> TASK TO COMPLETE: Rewrite the records from their start through the line containing "title-underline: [471, 182, 479, 184]", inclusive, replacing "svg-text" with "text-node" and leaving everything else unchanged.

> RECORDS SUPPLIED:
....
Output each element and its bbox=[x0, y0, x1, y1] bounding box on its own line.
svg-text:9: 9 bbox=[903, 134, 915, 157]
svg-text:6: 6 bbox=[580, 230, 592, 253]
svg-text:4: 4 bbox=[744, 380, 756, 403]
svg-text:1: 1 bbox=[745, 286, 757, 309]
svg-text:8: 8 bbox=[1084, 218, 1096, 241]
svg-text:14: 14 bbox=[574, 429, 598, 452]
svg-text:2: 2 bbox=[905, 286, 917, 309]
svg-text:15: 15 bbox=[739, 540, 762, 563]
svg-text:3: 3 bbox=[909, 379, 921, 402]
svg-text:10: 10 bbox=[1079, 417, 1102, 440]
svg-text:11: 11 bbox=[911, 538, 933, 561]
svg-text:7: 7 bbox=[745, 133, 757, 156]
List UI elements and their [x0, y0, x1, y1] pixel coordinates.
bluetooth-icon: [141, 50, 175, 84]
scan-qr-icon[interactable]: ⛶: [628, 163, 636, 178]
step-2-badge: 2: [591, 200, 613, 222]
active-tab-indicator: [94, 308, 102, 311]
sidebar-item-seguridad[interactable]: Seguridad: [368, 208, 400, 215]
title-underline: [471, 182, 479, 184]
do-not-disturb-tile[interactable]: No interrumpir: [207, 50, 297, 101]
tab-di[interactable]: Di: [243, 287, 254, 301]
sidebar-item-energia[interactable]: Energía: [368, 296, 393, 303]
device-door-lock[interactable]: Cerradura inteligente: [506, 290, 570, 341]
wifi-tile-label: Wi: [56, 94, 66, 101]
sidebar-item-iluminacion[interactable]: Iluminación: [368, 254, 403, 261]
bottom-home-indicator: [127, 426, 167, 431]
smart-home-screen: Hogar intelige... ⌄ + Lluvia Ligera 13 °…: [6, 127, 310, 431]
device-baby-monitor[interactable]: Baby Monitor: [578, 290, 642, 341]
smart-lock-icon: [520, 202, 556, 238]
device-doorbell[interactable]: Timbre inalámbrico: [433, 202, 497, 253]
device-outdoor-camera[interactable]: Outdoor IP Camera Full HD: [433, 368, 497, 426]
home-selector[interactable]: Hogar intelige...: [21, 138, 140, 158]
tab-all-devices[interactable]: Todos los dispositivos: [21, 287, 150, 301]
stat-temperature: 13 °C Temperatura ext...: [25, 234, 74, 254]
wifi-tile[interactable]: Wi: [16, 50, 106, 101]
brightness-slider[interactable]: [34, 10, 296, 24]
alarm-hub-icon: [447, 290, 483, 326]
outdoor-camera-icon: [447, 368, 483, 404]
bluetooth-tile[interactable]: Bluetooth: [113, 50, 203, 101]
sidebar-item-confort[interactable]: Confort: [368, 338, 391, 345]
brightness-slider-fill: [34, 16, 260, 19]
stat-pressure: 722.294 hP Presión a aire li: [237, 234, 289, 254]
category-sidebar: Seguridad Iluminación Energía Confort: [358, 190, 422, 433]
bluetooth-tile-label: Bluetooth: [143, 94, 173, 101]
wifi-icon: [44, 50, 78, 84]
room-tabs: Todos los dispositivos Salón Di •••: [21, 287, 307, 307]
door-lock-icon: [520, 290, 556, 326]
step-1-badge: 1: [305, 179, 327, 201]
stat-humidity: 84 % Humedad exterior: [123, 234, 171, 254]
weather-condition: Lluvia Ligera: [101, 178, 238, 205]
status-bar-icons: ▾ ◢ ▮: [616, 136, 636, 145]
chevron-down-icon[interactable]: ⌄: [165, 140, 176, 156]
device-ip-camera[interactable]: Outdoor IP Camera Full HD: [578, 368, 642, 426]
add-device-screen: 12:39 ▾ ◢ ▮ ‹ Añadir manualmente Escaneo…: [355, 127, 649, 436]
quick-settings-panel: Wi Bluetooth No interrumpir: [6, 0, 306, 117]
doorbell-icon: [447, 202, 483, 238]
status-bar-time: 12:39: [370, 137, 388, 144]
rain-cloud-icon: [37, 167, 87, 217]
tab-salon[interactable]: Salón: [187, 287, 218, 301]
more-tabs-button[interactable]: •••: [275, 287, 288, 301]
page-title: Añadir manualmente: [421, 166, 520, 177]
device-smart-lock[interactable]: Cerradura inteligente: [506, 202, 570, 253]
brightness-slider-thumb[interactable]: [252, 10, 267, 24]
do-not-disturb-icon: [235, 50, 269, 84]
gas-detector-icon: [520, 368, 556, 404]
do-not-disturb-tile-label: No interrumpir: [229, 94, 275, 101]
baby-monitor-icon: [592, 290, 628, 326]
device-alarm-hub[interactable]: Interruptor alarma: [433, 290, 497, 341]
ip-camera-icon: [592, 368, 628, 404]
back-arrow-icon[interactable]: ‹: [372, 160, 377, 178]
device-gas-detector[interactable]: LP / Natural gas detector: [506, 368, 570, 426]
....
> FULL SOLUTION:
Output each element and its bbox=[x0, y0, x1, y1] bounding box on its own line.
text-node:9: 9 bbox=[903, 134, 915, 157]
text-node:6: 6 bbox=[580, 230, 592, 253]
text-node:4: 4 bbox=[744, 380, 756, 403]
text-node:1: 1 bbox=[745, 286, 757, 309]
text-node:8: 8 bbox=[1084, 218, 1096, 241]
text-node:14: 14 bbox=[574, 429, 598, 452]
text-node:2: 2 bbox=[905, 286, 917, 309]
text-node:15: 15 bbox=[739, 540, 762, 563]
text-node:3: 3 bbox=[909, 379, 921, 402]
text-node:10: 10 bbox=[1079, 417, 1102, 440]
text-node:11: 11 bbox=[911, 538, 933, 561]
text-node:7: 7 bbox=[745, 133, 757, 156]
List UI elements and their [x0, y0, x1, y1] pixel coordinates.
bluetooth-icon: [141, 50, 175, 84]
scan-qr-icon[interactable]: ⛶: [628, 163, 636, 178]
step-2-badge: 2: [591, 200, 613, 222]
active-tab-indicator: [94, 308, 102, 311]
sidebar-item-seguridad[interactable]: Seguridad: [368, 208, 400, 215]
title-underline: [471, 182, 479, 184]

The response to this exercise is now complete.